EXERCISE PROMPT:
Your task is to reproduce the material exactly.

GIVEN DATA:

○ ○ ○ ○ ○

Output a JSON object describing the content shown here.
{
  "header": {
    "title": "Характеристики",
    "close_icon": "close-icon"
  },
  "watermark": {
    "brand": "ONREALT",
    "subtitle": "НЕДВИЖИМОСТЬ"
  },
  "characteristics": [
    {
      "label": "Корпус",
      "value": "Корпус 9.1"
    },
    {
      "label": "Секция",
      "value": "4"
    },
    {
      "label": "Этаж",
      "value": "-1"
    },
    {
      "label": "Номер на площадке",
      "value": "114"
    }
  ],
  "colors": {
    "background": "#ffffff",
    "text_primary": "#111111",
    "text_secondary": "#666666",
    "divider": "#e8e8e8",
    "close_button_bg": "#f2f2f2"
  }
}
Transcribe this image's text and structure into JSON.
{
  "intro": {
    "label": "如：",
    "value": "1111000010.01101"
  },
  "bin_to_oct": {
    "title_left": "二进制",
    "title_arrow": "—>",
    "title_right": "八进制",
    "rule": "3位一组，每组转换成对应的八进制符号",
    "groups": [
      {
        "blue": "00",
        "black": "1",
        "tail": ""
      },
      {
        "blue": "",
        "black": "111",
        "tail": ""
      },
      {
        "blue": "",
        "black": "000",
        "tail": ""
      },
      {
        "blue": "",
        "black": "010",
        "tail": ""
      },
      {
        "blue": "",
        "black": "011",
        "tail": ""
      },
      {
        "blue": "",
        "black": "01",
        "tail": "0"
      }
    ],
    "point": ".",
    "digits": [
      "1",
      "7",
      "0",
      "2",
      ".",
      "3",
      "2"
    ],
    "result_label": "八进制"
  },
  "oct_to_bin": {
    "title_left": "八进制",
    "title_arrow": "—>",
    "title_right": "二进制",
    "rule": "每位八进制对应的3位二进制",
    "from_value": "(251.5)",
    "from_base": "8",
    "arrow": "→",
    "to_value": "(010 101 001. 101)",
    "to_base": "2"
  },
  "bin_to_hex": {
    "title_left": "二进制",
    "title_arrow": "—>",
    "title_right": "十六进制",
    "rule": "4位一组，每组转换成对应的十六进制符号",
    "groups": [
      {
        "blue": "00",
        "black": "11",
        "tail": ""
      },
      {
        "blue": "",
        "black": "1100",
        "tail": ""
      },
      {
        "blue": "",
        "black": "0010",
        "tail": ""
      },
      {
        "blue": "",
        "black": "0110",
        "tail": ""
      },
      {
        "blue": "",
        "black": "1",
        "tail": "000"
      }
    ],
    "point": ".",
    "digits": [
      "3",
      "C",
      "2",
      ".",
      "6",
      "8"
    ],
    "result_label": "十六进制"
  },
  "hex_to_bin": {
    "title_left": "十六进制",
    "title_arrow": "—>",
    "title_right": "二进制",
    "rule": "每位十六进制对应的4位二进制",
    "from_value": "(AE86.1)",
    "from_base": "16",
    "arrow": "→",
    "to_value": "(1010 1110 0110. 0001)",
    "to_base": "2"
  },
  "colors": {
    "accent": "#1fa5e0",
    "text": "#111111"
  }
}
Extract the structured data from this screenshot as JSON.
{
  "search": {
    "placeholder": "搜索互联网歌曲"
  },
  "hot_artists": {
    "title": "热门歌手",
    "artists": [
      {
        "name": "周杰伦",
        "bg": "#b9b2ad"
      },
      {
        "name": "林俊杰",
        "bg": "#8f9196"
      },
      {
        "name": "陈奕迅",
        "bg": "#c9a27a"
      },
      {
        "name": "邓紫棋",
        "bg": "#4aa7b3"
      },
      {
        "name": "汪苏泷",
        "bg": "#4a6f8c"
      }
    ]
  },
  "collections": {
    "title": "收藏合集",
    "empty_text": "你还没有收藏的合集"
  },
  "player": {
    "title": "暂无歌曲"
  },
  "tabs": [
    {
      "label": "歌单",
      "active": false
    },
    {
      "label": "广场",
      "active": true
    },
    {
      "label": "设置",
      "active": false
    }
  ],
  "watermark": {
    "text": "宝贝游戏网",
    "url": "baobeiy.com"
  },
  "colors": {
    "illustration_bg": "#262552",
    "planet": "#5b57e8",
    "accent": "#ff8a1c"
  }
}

○ ○ ○ ○ ○

RIGHT ANSWER:
Output a JSON object describing the content shown here.
{
  "header": {
    "title": "Характеристики",
    "close_icon": "close-icon"
  },
  "watermark": {
    "brand": "ONREALT",
    "subtitle": "НЕДВИЖИМОСТЬ"
  },
  "characteristics": [
    {
      "label": "Корпус",
      "value": "Корпус 9.1"
    },
    {
      "label": "Секция",
      "value": "4"
    },
    {
      "label": "Этаж",
      "value": "-1"
    },
    {
      "label": "Номер на площадке",
      "value": "114"
    }
  ],
  "colors": {
    "background": "#ffffff",
    "text_primary": "#111111",
    "text_secondary": "#666666",
    "divider": "#e8e8e8",
    "close_button_bg": "#f2f2f2"
  }
}
Transcribe this image's text and structure into JSON.
{
  "intro": {
    "label": "如：",
    "value": "1111000010.01101"
  },
  "bin_to_oct": {
    "title_left": "二进制",
    "title_arrow": "—>",
    "title_right": "八进制",
    "rule": "3位一组，每组转换成对应的八进制符号",
    "groups": [
      {
        "blue": "00",
        "black": "1",
        "tail": ""
      },
      {
        "blue": "",
        "black": "111",
        "tail": ""
      },
      {
        "blue": "",
        "black": "000",
        "tail": ""
      },
      {
        "blue": "",
        "black": "010",
        "tail": ""
      },
      {
        "blue": "",
        "black": "011",
        "tail": ""
      },
      {
        "blue": "",
        "black": "01",
        "tail": "0"
      }
    ],
    "point": ".",
    "digits": [
      "1",
      "7",
      "0",
      "2",
      ".",
      "3",
      "2"
    ],
    "result_label": "八进制"
  },
  "oct_to_bin": {
    "title_left": "八进制",
    "title_arrow": "—>",
    "title_right": "二进制",
    "rule": "每位八进制对应的3位二进制",
    "from_value": "(251.5)",
    "from_base": "8",
    "arrow": "→",
    "to_value": "(010 101 001. 101)",
    "to_base": "2"
  },
  "bin_to_hex": {
    "title_left": "二进制",
    "title_arrow": "—>",
    "title_right": "十六进制",
    "rule": "4位一组，每组转换成对应的十六进制符号",
    "groups": [
      {
        "blue": "00",
        "black": "11",
        "tail": ""
      },
      {
        "blue": "",
        "black": "1100",
        "tail": ""
      },
      {
        "blue": "",
        "black": "0010",
        "tail": ""
      },
      {
        "blue": "",
        "black": "0110",
        "tail": ""
      },
      {
        "blue": "",
        "black": "1",
        "tail": "000"
      }
    ],
    "point": ".",
    "digits": [
      "3",
      "C",
      "2",
      ".",
      "6",
      "8"
    ],
    "result_label": "十六进制"
  },
  "hex_to_bin": {
    "title_left": "十六进制",
    "title_arrow": "—>",
    "title_right": "二进制",
    "rule": "每位十六进制对应的4位二进制",
    "from_value": "(AE86.1)",
    "from_base": "16",
    "arrow": "→",
    "to_value": "(1010 1110 0110. 0001)",
    "to_base": "2"
  },
  "colors": {
    "accent": "#1fa5e0",
    "text": "#111111"
  }
}
Extract the structured data from this screenshot as JSON.
{
  "search": {
    "placeholder": "搜索互联网歌曲"
  },
  "hot_artists": {
    "title": "热门歌手",
    "artists": [
      {
        "name": "周杰伦",
        "bg": "#b9b2ad"
      },
      {
        "name": "林俊杰",
        "bg": "#8f9196"
      },
      {
        "name": "陈奕迅",
        "bg": "#c9a27a"
      },
      {
        "name": "邓紫棋",
        "bg": "#4aa7b3"
      },
      {
        "name": "汪苏泷",
        "bg": "#4a6f8c"
      }
    ]
  },
  "collections": {
    "title": "收藏合集",
    "empty_text": "你还没有收藏的合集"
  },
  "player": {
    "title": "暂无歌曲"
  },
  "tabs": [
    {
      "label": "歌单",
      "active": false
    },
    {
      "label": "广场",
      "active": true
    },
    {
      "label": "设置",
      "active": false
    }
  ],
  "watermark": {
    "text": "宝贝游戏网",
    "url": "baobeiy.com"
  },
  "colors": {
    "illustration_bg": "#262552",
    "planet": "#5b57e8",
    "accent": "#ff8a1c"
  }
}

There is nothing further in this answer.